## Stated goal
Reproduce verbatim everything in the data from the line containing "msme-logo — [867, 19, 1022, 87]" down to the line containing "col-classification-year: Classification Year", including both of those lines.

[Recorded data]
+ + + + +

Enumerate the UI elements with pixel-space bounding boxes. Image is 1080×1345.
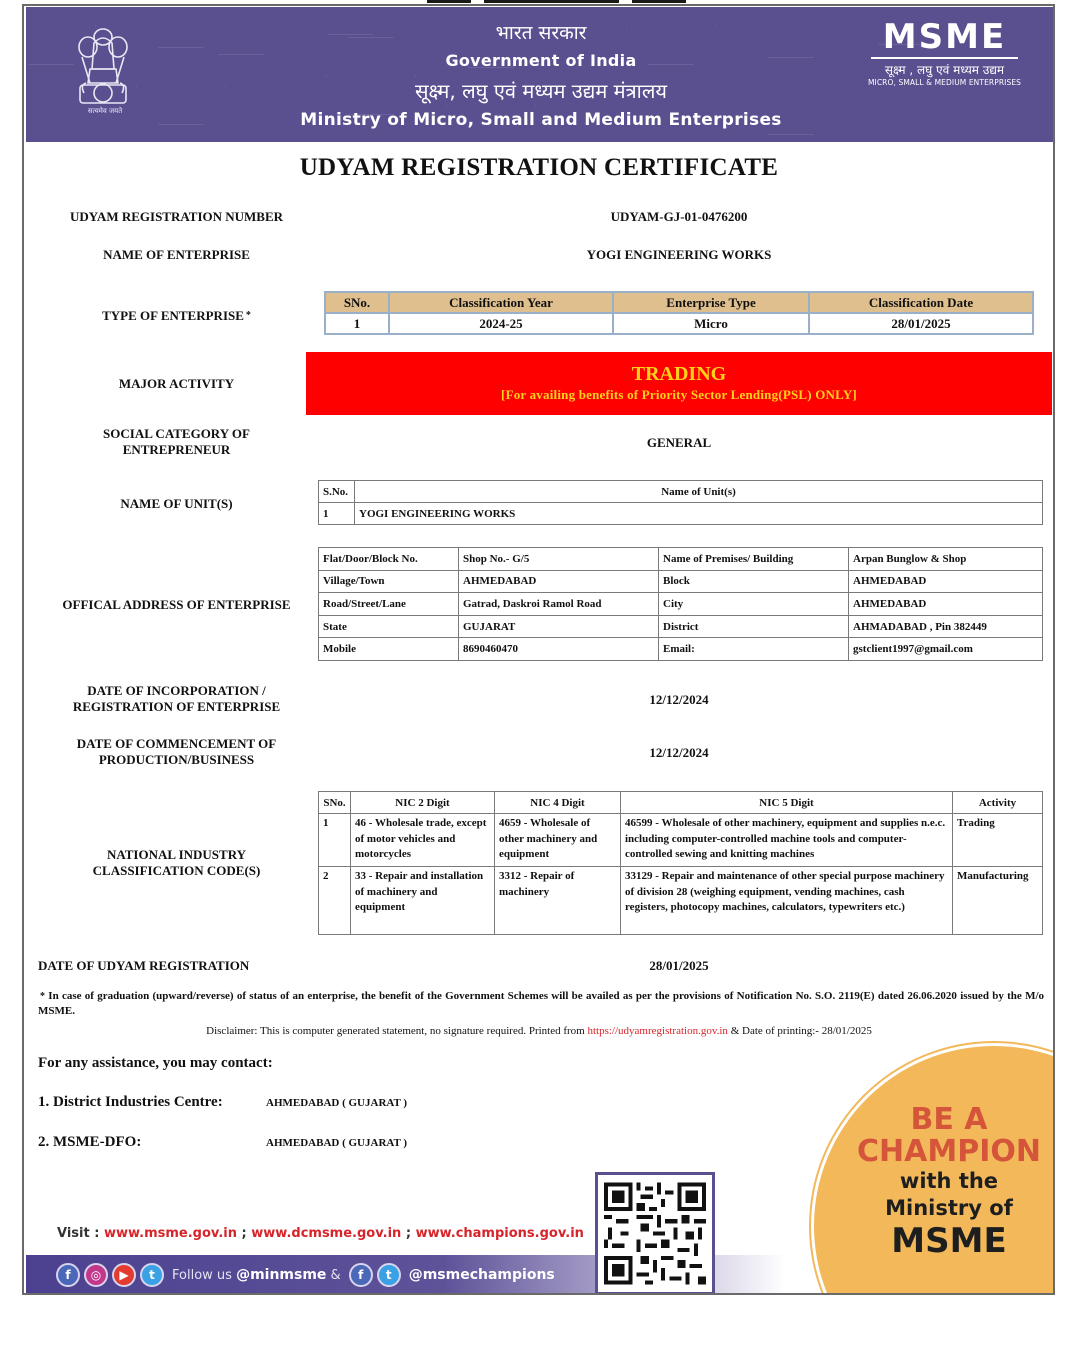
msme-logo — [867, 19, 1022, 87]
col-nic2: NIC 2 Digit — [351, 792, 495, 814]
footnote: * In case of graduation (upward/reverse) of status of an enterprise, the benefit of the Government Schemes will be availed as per the provisions of Notification No. S.O. 2119(E) dated 26.06.2020 issued by the M/o MSME. — [38, 990, 1045, 1017]
addr-key: Road/Street/Lane — [319, 593, 459, 616]
facebook-icon[interactable]: f — [56, 1263, 80, 1287]
contact-heading: For any assistance, you may contact: — [38, 1055, 273, 1071]
addr-value: AHMEDABAD — [459, 570, 659, 593]
table-row — [325, 313, 1033, 334]
champion-text: BE A CHAMPION with the Ministry of MSME — [857, 1102, 1041, 1261]
qr-code — [595, 1172, 715, 1295]
addr-key: Flat/Door/Block No. — [319, 548, 459, 571]
addr-key: District — [659, 615, 849, 638]
incorporation-date-label: DATE OF INCORPORATION / REGISTRATION OF ENTERPRISE — [72, 683, 281, 714]
addr-key: City — [659, 593, 849, 616]
col-nic5: NIC 5 Digit — [621, 792, 953, 814]
contact-msme-dfo-value: AHMEDABAD ( GUJARAT ) — [266, 1137, 408, 1149]
cell-nic4: 3312 - Repair of machinery — [495, 867, 621, 935]
table-row — [319, 638, 1043, 661]
handle-minmsme[interactable]: @minmsme — [236, 1267, 327, 1283]
col-classification-year: Classification Year — [389, 292, 613, 313]
cell-sno: 1 — [319, 814, 351, 867]
table-header-row — [319, 481, 1043, 503]
cell-nic5: 33129 - Repair and maintenance of other special purpose machinery of division 28 (weighing equipment, vending machines, cash registers, photocopy machines, calculators, typewriters etc.) — [621, 867, 953, 935]
major-activity-value: TRADING — [631, 363, 727, 385]
logo-divider — [871, 57, 1018, 59]
addr-value: 8690460470 — [459, 638, 659, 661]
cell-enterprise-type: Micro — [613, 313, 809, 334]
enterprise-type-table — [324, 291, 1034, 335]
cell-nic2: 33 - Repair and installation of machinery and equipment — [351, 867, 495, 935]
msme-logo-english: MICRO, SMALL & MEDIUM ENTERPRISES — [867, 78, 1022, 87]
table-header-row — [325, 292, 1033, 313]
address-label: OFFICAL ADDRESS OF ENTERPRISE — [62, 597, 291, 612]
major-activity-banner — [306, 352, 1052, 415]
commencement-date-label: DATE OF COMMENCEMENT OF PRODUCTION/BUSINESS — [76, 736, 277, 767]
table-row — [319, 503, 1043, 525]
udyam-date-value: 28/01/2025 — [649, 958, 709, 973]
cell-nic2: 46 - Wholesale trade, except of motor vehicles and motorcycles — [351, 814, 495, 867]
col-nic4: NIC 4 Digit — [495, 792, 621, 814]
addr-key: Mobile — [319, 638, 459, 661]
addr-key: State — [319, 615, 459, 638]
col-activity: Activity — [953, 792, 1043, 814]
units-table — [318, 480, 1043, 525]
table-row — [319, 548, 1043, 571]
enterprise-type-label: TYPE OF ENTERPRISE * — [102, 308, 251, 323]
col-sno: SNo. — [325, 292, 389, 313]
addr-value: AHMEDABAD — [849, 593, 1043, 616]
hindi-govt-title: भारत सरकार — [495, 22, 587, 44]
cell-unit-name: YOGI ENGINEERING WORKS — [355, 503, 1043, 525]
twitter-icon[interactable]: t — [377, 1263, 401, 1287]
nic-table — [318, 791, 1043, 935]
emblem-caption: सत्यमेव जयते — [87, 107, 123, 115]
addr-value: Shop No.- G/5 — [459, 548, 659, 571]
youtube-icon[interactable]: ▶ — [112, 1263, 136, 1287]
qr-code-icon — [604, 1181, 706, 1286]
footnote-marker: * — [245, 310, 251, 321]
addr-key: Block — [659, 570, 849, 593]
addr-value: gstclient1997@gmail.com — [849, 638, 1043, 661]
twitter-icon[interactable]: t — [140, 1263, 164, 1287]
col-sno: SNo. — [319, 792, 351, 814]
instagram-icon[interactable]: ◎ — [84, 1263, 108, 1287]
contact-dic-value: AHMEDABAD ( GUJARAT ) — [266, 1097, 408, 1109]
social-category-label: SOCIAL CATEGORY OF ENTREPRENEUR — [103, 426, 250, 457]
table-row — [319, 867, 1043, 935]
english-govt-title: Government of India — [445, 51, 637, 70]
udyam-date-label: DATE OF UDYAM REGISTRATION — [38, 958, 250, 973]
certificate — [22, 4, 1055, 1295]
visit-links: Visit : www.msme.gov.in ; www.dcmsme.gov.in ; www.champions.gov.in — [57, 1226, 584, 1241]
enterprise-name-value: YOGI ENGINEERING WORKS — [586, 247, 772, 262]
header-titles — [226, 19, 856, 133]
col-classification-date: Classification Date — [809, 292, 1033, 313]
dcmsme-site-link[interactable]: www.dcmsme.gov.in — [251, 1226, 402, 1241]
cell-activity: Manufacturing — [953, 867, 1043, 935]
handle-msmechampions[interactable]: @msmechampions — [408, 1267, 555, 1283]
cell-classification-year: 2024-25 — [389, 313, 613, 334]
enterprise-name-label: NAME OF ENTERPRISE — [103, 247, 250, 262]
cell-classification-date: 28/01/2025 — [809, 313, 1033, 334]
col-unit-name: Name of Unit(s) — [355, 481, 1043, 503]
incorporation-date-value: 12/12/2024 — [649, 692, 709, 707]
cell-nic5: 46599 - Wholesale of other machinery, equipment and supplies n.e.c. including computer-controlled machine tools and computer-controlled sewing and knitting machines — [621, 814, 953, 867]
table-row — [319, 593, 1043, 616]
table-header-row — [319, 792, 1043, 814]
reg-number-label: UDYAM REGISTRATION NUMBER — [69, 209, 284, 224]
col-enterprise-type: Enterprise Type — [613, 292, 809, 313]
nic-label: NATIONAL INDUSTRY CLASSIFICATION CODE(S) — [92, 847, 261, 878]
units-label: NAME OF UNIT(S) — [120, 496, 233, 511]
addr-value: AHMEDABAD — [849, 570, 1043, 593]
addr-key: Village/Town — [319, 570, 459, 593]
addr-key: Email: — [659, 638, 849, 661]
cell-nic4: 4659 - Wholesale of other machinery and equipment — [495, 814, 621, 867]
addr-value: GUJARAT — [459, 615, 659, 638]
table-row — [319, 570, 1043, 593]
follow-text: Follow us @minmsme & — [172, 1267, 341, 1283]
english-ministry-title: Ministry of Micro, Small and Medium Enterprises — [300, 110, 782, 130]
cell-sno: 1 — [319, 503, 355, 525]
commencement-date-value: 12/12/2024 — [649, 745, 709, 760]
col-sno: S.No. — [319, 481, 355, 503]
disclaimer: Disclaimer: This is computer generated statement, no signature required. Printed from https://udyamregistration.gov.in & Date of printing:- 28/01/2025 — [206, 1025, 872, 1037]
table-row — [319, 615, 1043, 638]
major-activity-label: MAJOR ACTIVITY — [118, 376, 235, 391]
addr-value: Gatrad, Daskroi Ramol Road — [459, 593, 659, 616]
addr-value: Arpan Bunglow & Shop — [849, 548, 1043, 571]
cell-activity: Trading — [953, 814, 1043, 867]
udyam-portal-link[interactable]: https://udyamregistration.gov.in — [587, 1025, 728, 1037]
cell-sno: 2 — [319, 867, 351, 935]
msme-logo-word: MSME — [882, 17, 1007, 57]
table-row — [319, 814, 1043, 867]
addr-value: AHMADABAD , Pin 382449 — [849, 615, 1043, 638]
facebook-icon[interactable]: f — [349, 1263, 373, 1287]
reg-number-value: UDYAM-GJ-01-0476200 — [610, 209, 748, 224]
social-category-value: GENERAL — [646, 435, 712, 450]
certificate-title: UDYAM REGISTRATION CERTIFICATE — [299, 154, 779, 181]
header-banner — [26, 7, 1054, 142]
hindi-ministry-title: सूक्ष्म, लघु एवं मध्यम उद्यम मंत्रालय — [415, 79, 667, 103]
major-activity-note: [For availing benefits of Priority Sector Lending(PSL) ONLY] — [501, 387, 857, 402]
cell-sno: 1 — [325, 313, 389, 334]
contact-msme-dfo: 2. MSME-DFO: AHMEDABAD ( GUJARAT ) — [38, 1134, 408, 1150]
national-emblem-icon — [74, 21, 132, 121]
msme-logo-hindi: सूक्ष्म , लघु एवं मध्यम उद्यम — [884, 63, 1005, 77]
contact-dic: 1. District Industries Centre: AHMEDABAD ( GUJARAT ) — [38, 1094, 408, 1110]
address-table — [318, 547, 1043, 661]
follow-text-2 — [409, 1267, 555, 1283]
champions-site-link[interactable]: www.champions.gov.in — [415, 1226, 584, 1241]
msme-site-link[interactable]: www.msme.gov.in — [103, 1226, 237, 1241]
addr-key: Name of Premises/ Building — [659, 548, 849, 571]
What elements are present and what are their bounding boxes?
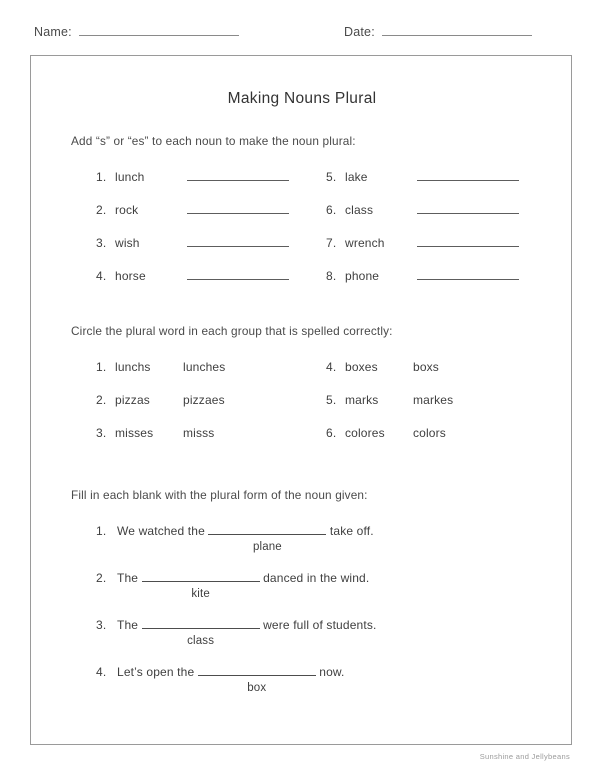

+ + + + +

## Full output
msme-logo — [867, 19, 1022, 87]
col-nic2: NIC 2 Digit — [351, 792, 495, 814]
footnote: * In case of graduation (upward/reverse) of status of an enterprise, the benefit of the Government Schemes will be availed as per the provisions of Notification No. S.O. 2119(E) dated 26.06.2020 issued by the M/o MSME. — [38, 990, 1045, 1017]
addr-key: Road/Street/Lane — [319, 593, 459, 616]
facebook-icon[interactable]: f — [56, 1263, 80, 1287]
contact-heading: For any assistance, you may contact: — [38, 1055, 273, 1071]
addr-value: AHMEDABAD — [459, 570, 659, 593]
table-row — [325, 313, 1033, 334]
champion-text: BE A CHAMPION with the Ministry of MSME — [857, 1102, 1041, 1261]
qr-code — [595, 1172, 715, 1295]
addr-key: Flat/Door/Block No. — [319, 548, 459, 571]
addr-key: District — [659, 615, 849, 638]
incorporation-date-label: DATE OF INCORPORATION / REGISTRATION OF ENTERPRISE — [72, 683, 281, 714]
addr-key: City — [659, 593, 849, 616]
col-nic5: NIC 5 Digit — [621, 792, 953, 814]
contact-msme-dfo-value: AHMEDABAD ( GUJARAT ) — [266, 1137, 408, 1149]
cell-nic4: 3312 - Repair of machinery — [495, 867, 621, 935]
table-row — [319, 638, 1043, 661]
handle-minmsme[interactable]: @minmsme — [236, 1267, 327, 1283]
col-classification-year: Classification Year — [389, 292, 613, 313]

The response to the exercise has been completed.